Search the listing below for the string "icon" and show each line that contains it.

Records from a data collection
§

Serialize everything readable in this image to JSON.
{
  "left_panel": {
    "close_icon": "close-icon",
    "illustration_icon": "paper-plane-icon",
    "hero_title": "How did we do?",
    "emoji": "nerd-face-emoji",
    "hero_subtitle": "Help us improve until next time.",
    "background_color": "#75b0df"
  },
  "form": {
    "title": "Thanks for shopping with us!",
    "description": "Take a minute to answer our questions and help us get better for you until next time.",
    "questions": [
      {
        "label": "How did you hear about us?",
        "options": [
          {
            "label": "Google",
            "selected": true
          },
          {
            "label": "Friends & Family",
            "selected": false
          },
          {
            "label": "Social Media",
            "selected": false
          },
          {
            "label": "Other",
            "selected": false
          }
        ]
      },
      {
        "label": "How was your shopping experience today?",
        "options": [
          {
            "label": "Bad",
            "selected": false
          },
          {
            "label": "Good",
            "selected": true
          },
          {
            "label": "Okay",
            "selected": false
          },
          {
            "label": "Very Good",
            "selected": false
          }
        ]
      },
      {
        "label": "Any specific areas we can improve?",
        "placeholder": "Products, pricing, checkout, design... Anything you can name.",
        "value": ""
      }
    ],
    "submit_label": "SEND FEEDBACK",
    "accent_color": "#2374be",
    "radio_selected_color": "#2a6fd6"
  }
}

§

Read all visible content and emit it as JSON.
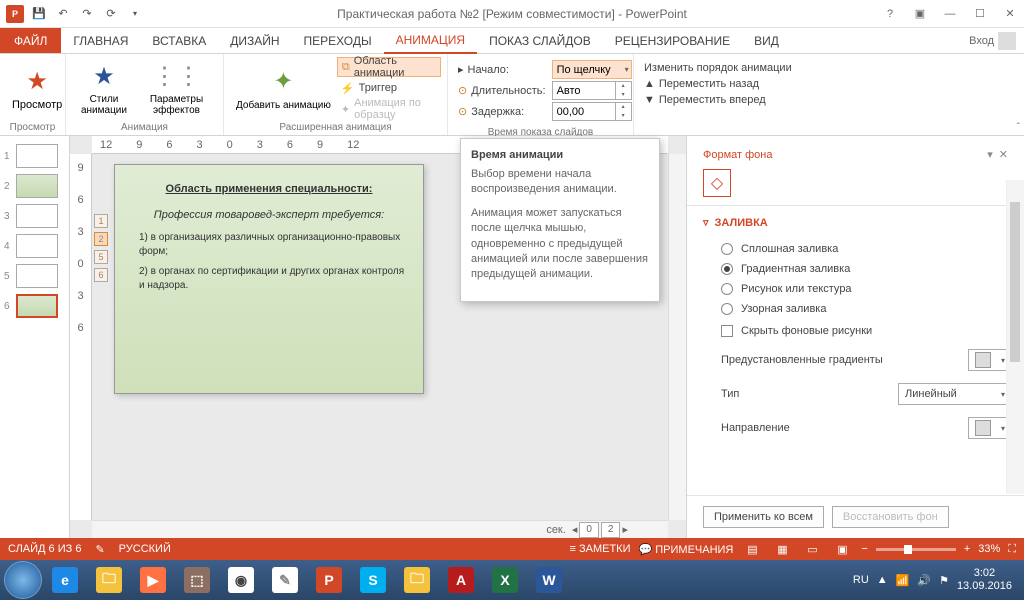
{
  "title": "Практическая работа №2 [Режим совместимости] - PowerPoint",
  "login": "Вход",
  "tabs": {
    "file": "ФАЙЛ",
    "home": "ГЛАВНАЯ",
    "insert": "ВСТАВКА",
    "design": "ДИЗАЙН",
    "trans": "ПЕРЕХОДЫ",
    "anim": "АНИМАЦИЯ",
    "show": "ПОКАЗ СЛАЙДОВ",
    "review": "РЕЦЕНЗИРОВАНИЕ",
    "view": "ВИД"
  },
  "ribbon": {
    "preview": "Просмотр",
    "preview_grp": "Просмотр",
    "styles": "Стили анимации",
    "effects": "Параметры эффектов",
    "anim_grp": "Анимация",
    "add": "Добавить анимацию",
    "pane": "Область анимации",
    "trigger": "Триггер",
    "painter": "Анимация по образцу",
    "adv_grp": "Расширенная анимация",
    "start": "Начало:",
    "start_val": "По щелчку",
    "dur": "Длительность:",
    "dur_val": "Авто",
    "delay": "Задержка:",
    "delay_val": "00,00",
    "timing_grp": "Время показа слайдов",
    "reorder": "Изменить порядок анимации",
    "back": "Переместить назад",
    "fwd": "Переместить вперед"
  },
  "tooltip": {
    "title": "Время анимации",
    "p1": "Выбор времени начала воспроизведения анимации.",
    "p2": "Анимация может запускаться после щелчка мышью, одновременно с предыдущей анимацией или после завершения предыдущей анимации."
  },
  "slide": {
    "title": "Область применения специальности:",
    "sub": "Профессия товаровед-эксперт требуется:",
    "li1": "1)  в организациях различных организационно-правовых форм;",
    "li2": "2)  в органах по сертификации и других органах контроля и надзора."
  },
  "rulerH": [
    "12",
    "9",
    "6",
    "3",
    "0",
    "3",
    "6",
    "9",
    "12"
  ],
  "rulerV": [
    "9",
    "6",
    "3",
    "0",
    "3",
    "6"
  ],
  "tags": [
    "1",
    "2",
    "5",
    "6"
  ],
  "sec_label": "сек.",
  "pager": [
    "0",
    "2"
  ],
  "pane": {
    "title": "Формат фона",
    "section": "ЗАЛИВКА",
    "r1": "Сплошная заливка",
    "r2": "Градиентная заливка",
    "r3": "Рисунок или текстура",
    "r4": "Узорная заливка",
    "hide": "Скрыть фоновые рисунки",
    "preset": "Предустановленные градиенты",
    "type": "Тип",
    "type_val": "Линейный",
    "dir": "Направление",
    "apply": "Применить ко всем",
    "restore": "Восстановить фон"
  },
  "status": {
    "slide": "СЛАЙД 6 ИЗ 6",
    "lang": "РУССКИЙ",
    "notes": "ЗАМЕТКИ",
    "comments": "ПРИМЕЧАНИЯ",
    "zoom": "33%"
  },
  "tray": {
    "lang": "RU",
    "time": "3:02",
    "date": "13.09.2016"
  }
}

§

* Solution for this task *
    "close_icon": "close-icon",
    "illustration_icon": "paper-plane-icon",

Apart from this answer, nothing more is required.